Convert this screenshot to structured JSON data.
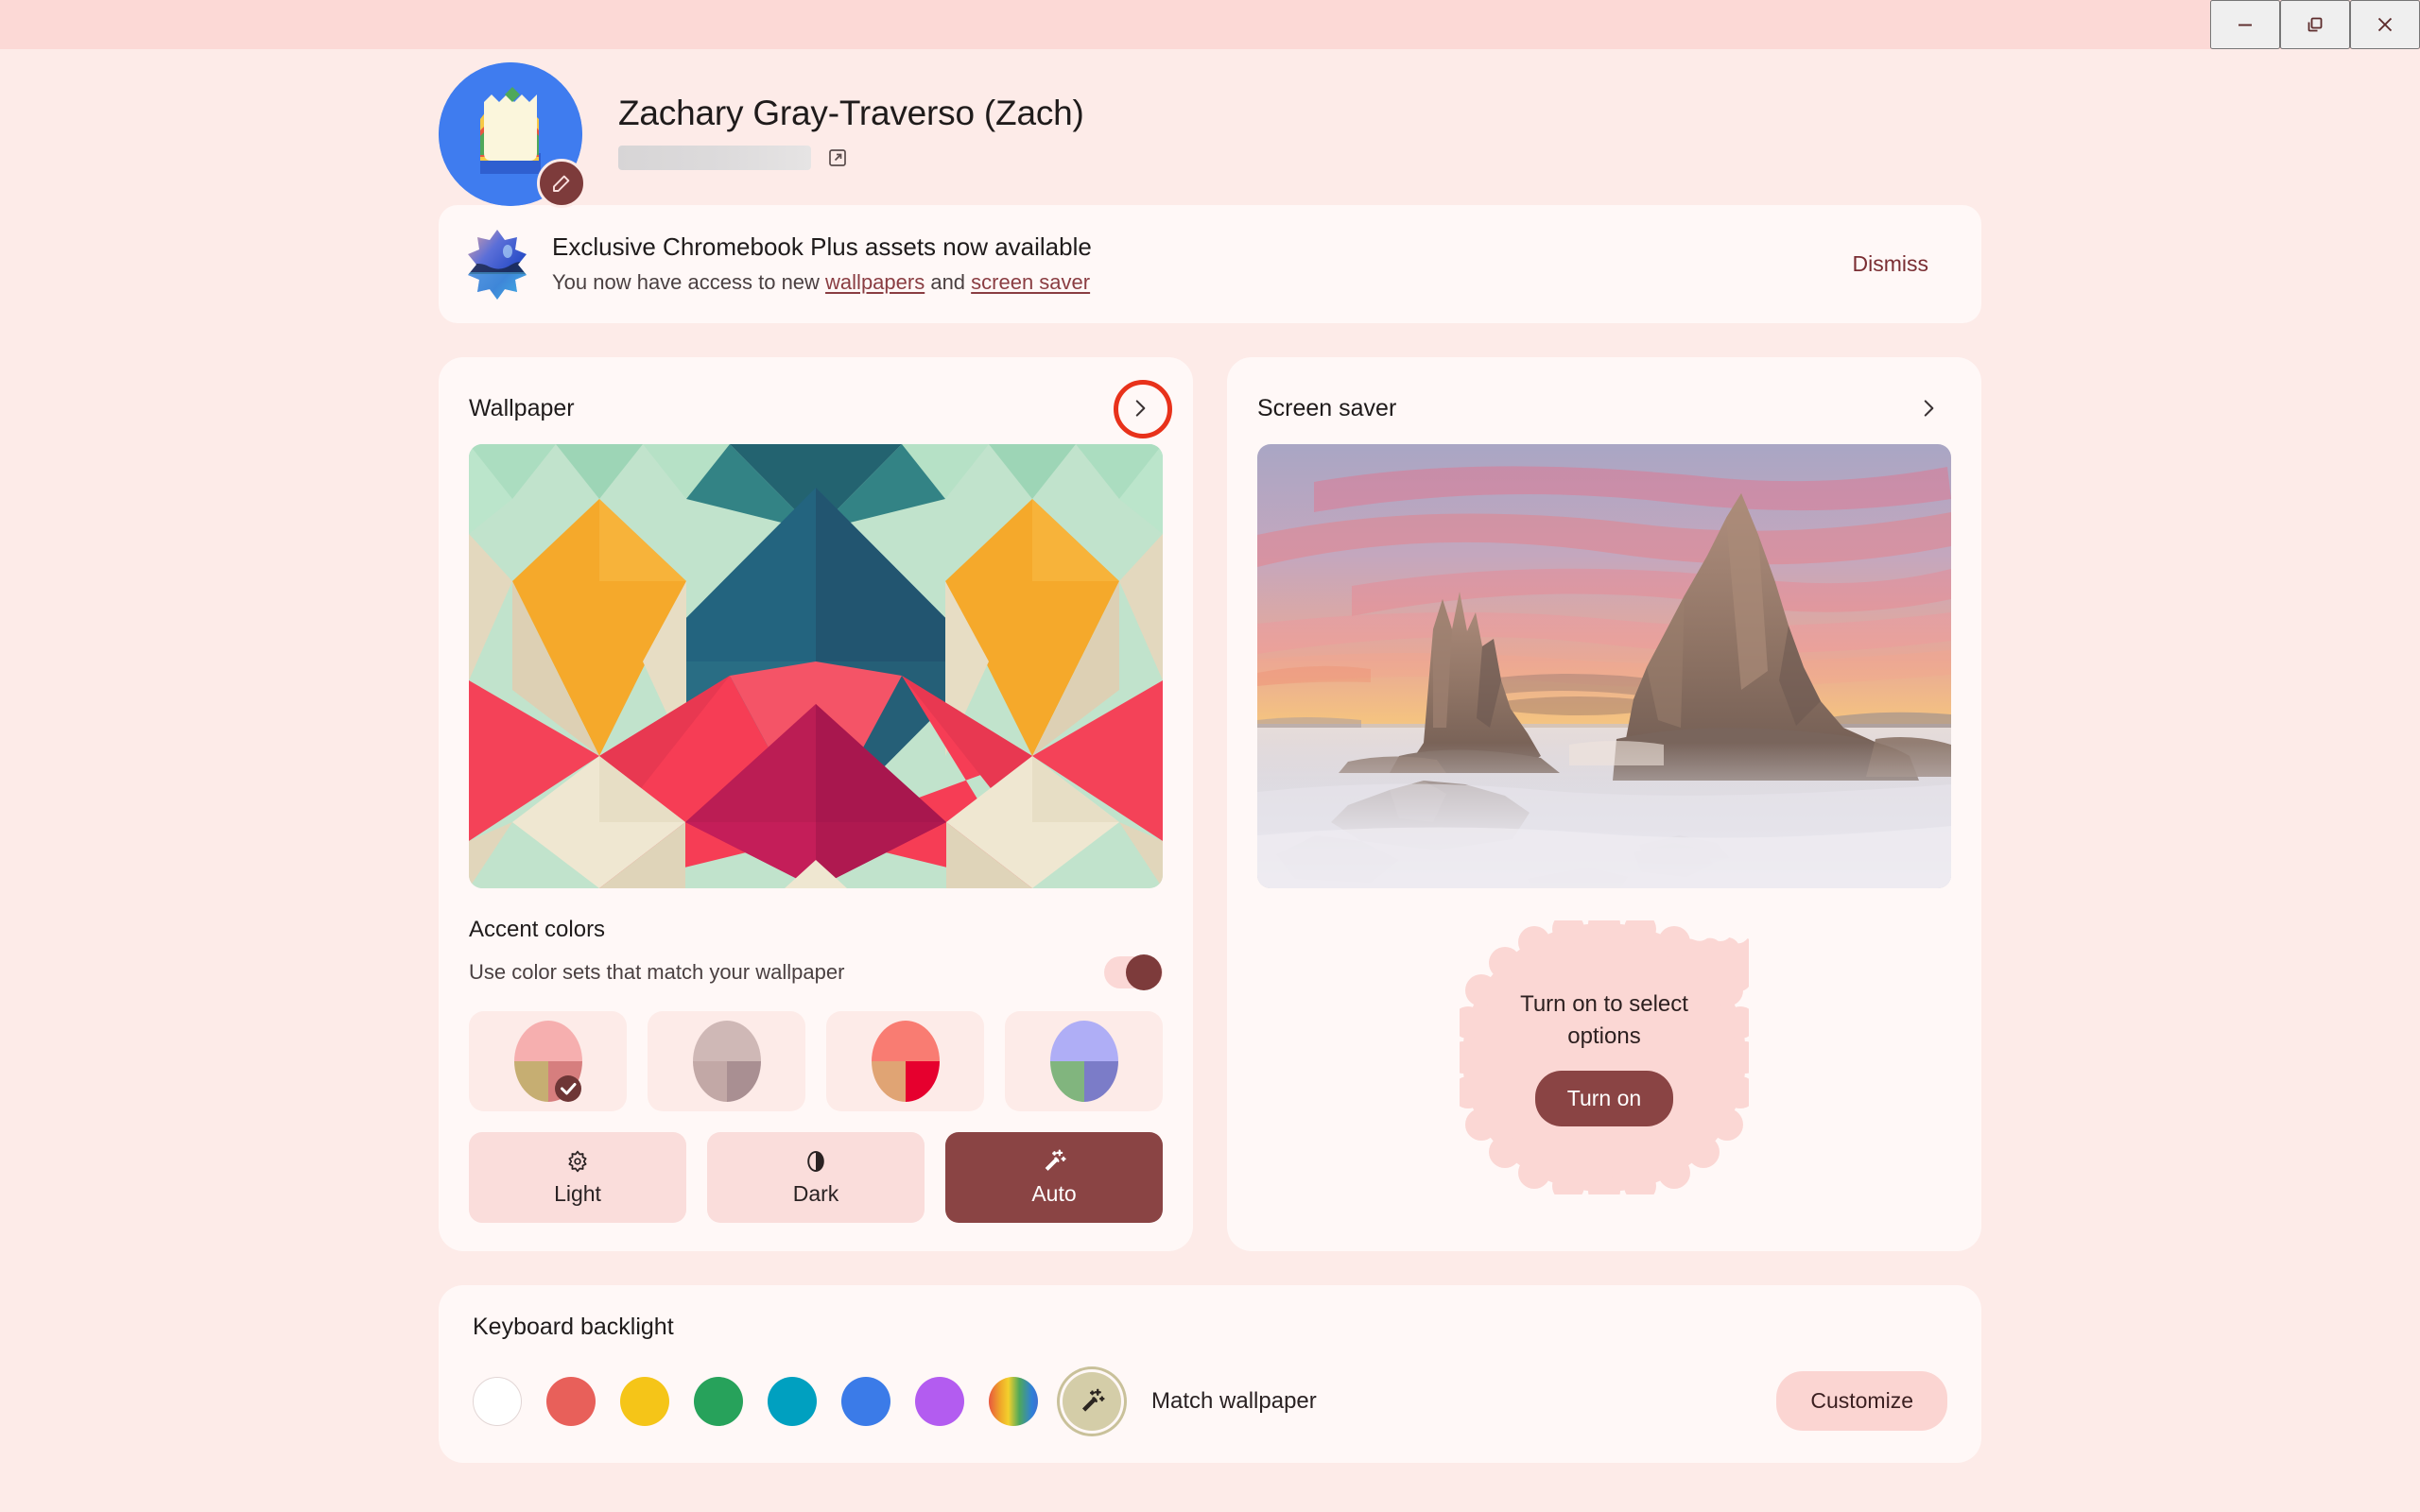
{
  "window": {
    "minimize_label": "Minimize",
    "restore_label": "Restore",
    "close_label": "Close"
  },
  "user": {
    "name": "Zachary Gray-Traverso (Zach)",
    "email_redacted": true,
    "avatar_icon": "sandwich-avatar",
    "edit_icon": "pencil-icon",
    "external_link_icon": "open-in-new-icon"
  },
  "banner": {
    "icon": "chromebook-plus-sparkle-icon",
    "title": "Exclusive Chromebook Plus assets now available",
    "subtitle_prefix": "You now have access to new ",
    "link_wallpapers": "wallpapers",
    "subtitle_middle": " and ",
    "link_screensaver": "screen saver",
    "dismiss_label": "Dismiss"
  },
  "wallpaper_card": {
    "title": "Wallpaper",
    "chevron_icon": "chevron-right-icon",
    "preview_alt": "geometric-diamond-wallpaper",
    "annotation": "red-circle-highlight",
    "accent": {
      "title": "Accent colors",
      "subtitle": "Use color sets that match your wallpaper",
      "toggle_on": true,
      "swatches": [
        {
          "name": "swatch-pink-tan",
          "top": "#F6AFAF",
          "bottom_left": "#C6AE72",
          "bottom_right": "#D67E7E",
          "selected": true
        },
        {
          "name": "swatch-mauve",
          "top": "#CFB8B6",
          "bottom_left": "#C2A8A6",
          "bottom_right": "#A98F92",
          "selected": false
        },
        {
          "name": "swatch-coral-red",
          "top": "#F97C72",
          "bottom_left": "#E0A474",
          "bottom_right": "#E6002E",
          "selected": false
        },
        {
          "name": "swatch-periwinkle-green",
          "top": "#AFAEF6",
          "bottom_left": "#81B57E",
          "bottom_right": "#7B7CC8",
          "selected": false
        }
      ],
      "check_icon": "check-circle-icon"
    },
    "modes": [
      {
        "label": "Light",
        "icon": "sun-icon",
        "selected": false
      },
      {
        "label": "Dark",
        "icon": "half-moon-contrast-icon",
        "selected": false
      },
      {
        "label": "Auto",
        "icon": "magic-wand-icon",
        "selected": true
      }
    ]
  },
  "screensaver_card": {
    "title": "Screen saver",
    "chevron_icon": "chevron-right-icon",
    "preview_alt": "sunset-sea-stacks-photo",
    "prompt_text": "Turn on to select options",
    "turn_on_label": "Turn on"
  },
  "keyboard_backlight": {
    "title": "Keyboard backlight",
    "colors": [
      {
        "name": "kb-color-white",
        "hex": "#FFFFFF"
      },
      {
        "name": "kb-color-red",
        "hex": "#E8605A"
      },
      {
        "name": "kb-color-yellow",
        "hex": "#F5C518"
      },
      {
        "name": "kb-color-green",
        "hex": "#27A25B"
      },
      {
        "name": "kb-color-teal",
        "hex": "#00A0C0"
      },
      {
        "name": "kb-color-blue",
        "hex": "#3B7BE8"
      },
      {
        "name": "kb-color-purple",
        "hex": "#B35CF0"
      },
      {
        "name": "kb-color-rainbow",
        "hex": "rainbow"
      }
    ],
    "match_wallpaper": {
      "icon": "magic-wand-icon",
      "label": "Match wallpaper",
      "selected": true
    },
    "customize_label": "Customize"
  },
  "colors": {
    "page_background": "#FDEBE8",
    "titlebar": "#FCD9D6",
    "card_surface": "#FFF8F7",
    "accent_maroon": "#8A4444",
    "accent_dark": "#7D3B3B",
    "annotation_red": "#E8321B",
    "text_primary": "#1F1B1B",
    "text_secondary": "#4A4041"
  }
}
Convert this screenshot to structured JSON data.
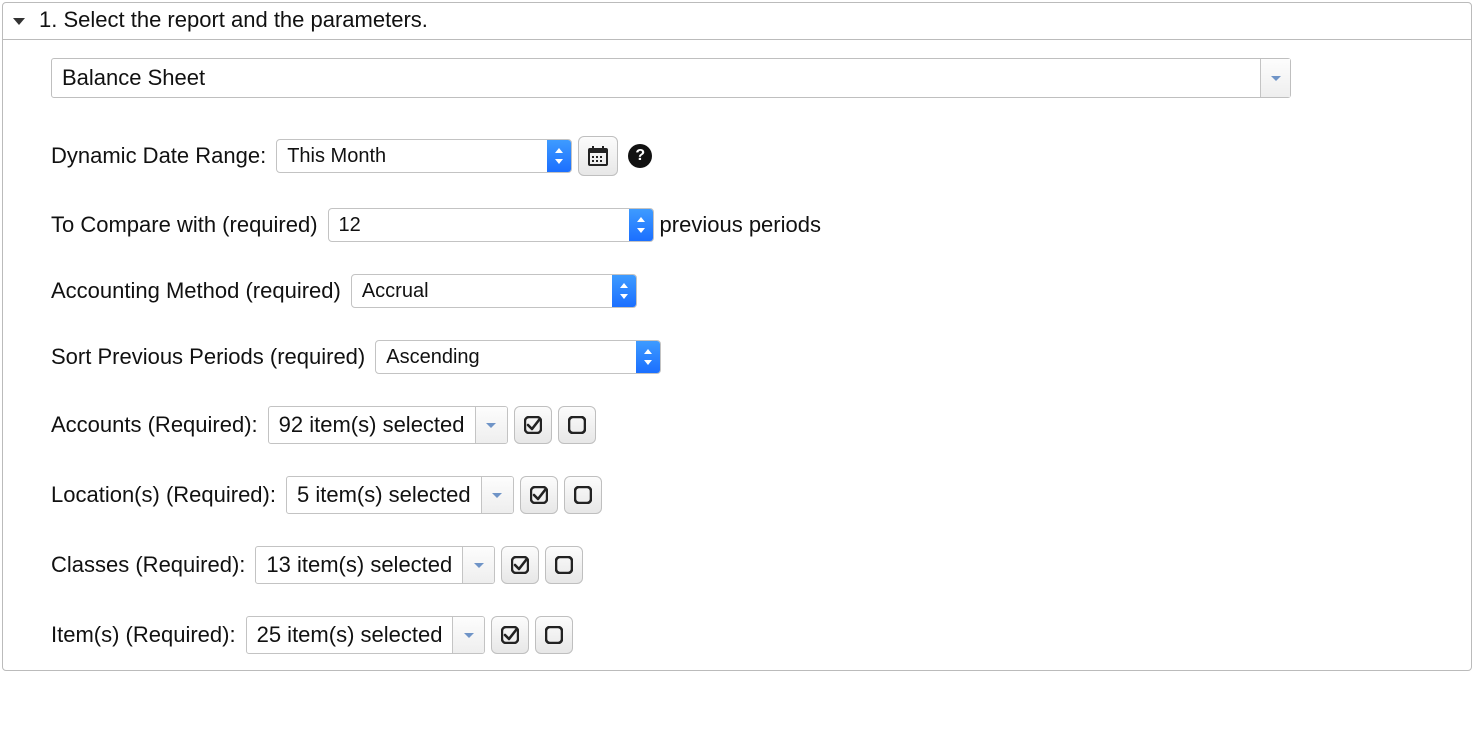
{
  "header": {
    "title": "1. Select the report and the parameters."
  },
  "report": {
    "selected": "Balance Sheet"
  },
  "date_range": {
    "label": "Dynamic Date Range:",
    "value": "This Month"
  },
  "compare": {
    "label_prefix": "To Compare with (required)",
    "value": "12",
    "label_suffix": "previous periods"
  },
  "accounting_method": {
    "label": "Accounting Method (required)",
    "value": "Accrual"
  },
  "sort_periods": {
    "label": "Sort Previous Periods (required)",
    "value": "Ascending"
  },
  "accounts": {
    "label": "Accounts (Required):",
    "summary": "92 item(s) selected"
  },
  "locations": {
    "label": "Location(s) (Required):",
    "summary": "5 item(s) selected"
  },
  "classes": {
    "label": "Classes (Required):",
    "summary": "13 item(s) selected"
  },
  "items": {
    "label": "Item(s) (Required):",
    "summary": "25 item(s) selected"
  },
  "help_glyph": "?"
}
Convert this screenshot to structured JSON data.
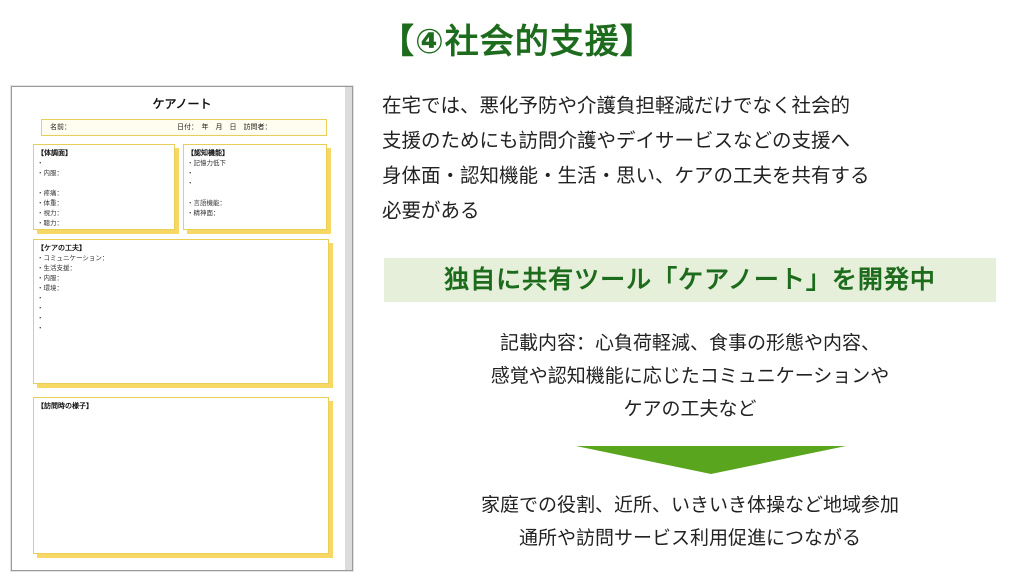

....................

▶ STATED TASK: Reproduce the entries above exactly. Do not include the images.

▶ COMPLETE ANSWER:
Convert this screenshot to structured JSON data.
{
  "window": {
    "minimize_label": "Minimize",
    "restore_label": "Restore",
    "close_label": "Close"
  },
  "user": {
    "name": "Zachary Gray-Traverso (Zach)",
    "email_redacted": true,
    "avatar_icon": "sandwich-avatar",
    "edit_icon": "pencil-icon",
    "external_link_icon": "open-in-new-icon"
  },
  "banner": {
    "icon": "chromebook-plus-sparkle-icon",
    "title": "Exclusive Chromebook Plus assets now available",
    "subtitle_prefix": "You now have access to new ",
    "link_wallpapers": "wallpapers",
    "subtitle_middle": " and ",
    "link_screensaver": "screen saver",
    "dismiss_label": "Dismiss"
  },
  "wallpaper_card": {
    "title": "Wallpaper",
    "chevron_icon": "chevron-right-icon",
    "preview_alt": "geometric-diamond-wallpaper",
    "annotation": "red-circle-highlight",
    "accent": {
      "title": "Accent colors",
      "subtitle": "Use color sets that match your wallpaper",
      "toggle_on": true,
      "swatches": [
        {
          "name": "swatch-pink-tan",
          "top": "#F6AFAF",
          "bottom_left": "#C6AE72",
          "bottom_right": "#D67E7E",
          "selected": true
        },
        {
          "name": "swatch-mauve",
          "top": "#CFB8B6",
          "bottom_left": "#C2A8A6",
          "bottom_right": "#A98F92",
          "selected": false
        },
        {
          "name": "swatch-coral-red",
          "top": "#F97C72",
          "bottom_left": "#E0A474",
          "bottom_right": "#E6002E",
          "selected": false
        },
        {
          "name": "swatch-periwinkle-green",
          "top": "#AFAEF6",
          "bottom_left": "#81B57E",
          "bottom_right": "#7B7CC8",
          "selected": false
        }
      ],
      "check_icon": "check-circle-icon"
    },
    "modes": [
      {
        "label": "Light",
        "icon": "sun-icon",
        "selected": false
      },
      {
        "label": "Dark",
        "icon": "half-moon-contrast-icon",
        "selected": false
      },
      {
        "label": "Auto",
        "icon": "magic-wand-icon",
        "selected": true
      }
    ]
  },
  "screensaver_card": {
    "title": "Screen saver",
    "chevron_icon": "chevron-right-icon",
    "preview_alt": "sunset-sea-stacks-photo",
    "prompt_text": "Turn on to select options",
    "turn_on_label": "Turn on"
  },
  "keyboard_backlight": {
    "title": "Keyboard backlight",
    "colors": [
      {
        "name": "kb-color-white",
        "hex": "#FFFFFF"
      },
      {
        "name": "kb-color-red",
        "hex": "#E8605A"
      },
      {
        "name": "kb-color-yellow",
        "hex": "#F5C518"
      },
      {
        "name": "kb-color-green",
        "hex": "#27A25B"
      },
      {
        "name": "kb-color-teal",
        "hex": "#00A0C0"
      },
      {
        "name": "kb-color-blue",
        "hex": "#3B7BE8"
      },
      {
        "name": "kb-color-purple",
        "hex": "#B35CF0"
      },
      {
        "name": "kb-color-rainbow",
        "hex": "rainbow"
      }
    ],
    "match_wallpaper": {
      "icon": "magic-wand-icon",
      "label": "Match wallpaper",
      "selected": true
    },
    "customize_label": "Customize"
  },
  "colors": {
    "page_background": "#FDEBE8",
    "titlebar": "#FCD9D6",
    "card_surface": "#FFF8F7",
    "accent_maroon": "#8A4444",
    "accent_dark": "#7D3B3B",
    "annotation_red": "#E8321B",
    "text_primary": "#1F1B1B",
    "text_secondary": "#4A4041"
  }
}
Convert this screenshot to structured JSON data.
{
  "header": {
    "title": "1. Select the report and the parameters."
  },
  "report": {
    "selected": "Balance Sheet"
  },
  "date_range": {
    "label": "Dynamic Date Range:",
    "value": "This Month"
  },
  "compare": {
    "label_prefix": "To Compare with (required)",
    "value": "12",
    "label_suffix": "previous periods"
  },
  "accounting_method": {
    "label": "Accounting Method (required)",
    "value": "Accrual"
  },
  "sort_periods": {
    "label": "Sort Previous Periods (required)",
    "value": "Ascending"
  },
  "accounts": {
    "label": "Accounts (Required):",
    "summary": "92 item(s) selected"
  },
  "locations": {
    "label": "Location(s) (Required):",
    "summary": "5 item(s) selected"
  },
  "classes": {
    "label": "Classes (Required):",
    "summary": "13 item(s) selected"
  },
  "items": {
    "label": "Item(s) (Required):",
    "summary": "25 item(s) selected"
  },
  "help_glyph": "?"
}
Convert this screenshot to structured JSON data.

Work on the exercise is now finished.